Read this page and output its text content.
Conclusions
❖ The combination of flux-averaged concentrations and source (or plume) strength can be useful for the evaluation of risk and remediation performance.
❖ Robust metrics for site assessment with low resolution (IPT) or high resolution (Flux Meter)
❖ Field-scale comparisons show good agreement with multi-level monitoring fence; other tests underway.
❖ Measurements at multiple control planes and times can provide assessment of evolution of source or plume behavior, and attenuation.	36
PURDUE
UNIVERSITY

__EXERCISE INSTRUCTIONS__:
Give the entries once more, exactly as they appear.

__TASK ANSWER__:
Read this page and output its text content.
Conclusions
❖ The combination of flux-averaged concentrations and source (or plume) strength can be useful for the evaluation of risk and remediation performance.
❖ Robust metrics for site assessment with low resolution (IPT) or high resolution (Flux Meter)
❖ Field-scale comparisons show good agreement with multi-level monitoring fence; other tests underway.
❖ Measurements at multiple control planes and times can provide assessment of evolution of source or plume behavior, and attenuation.	36
PURDUE
UNIVERSITY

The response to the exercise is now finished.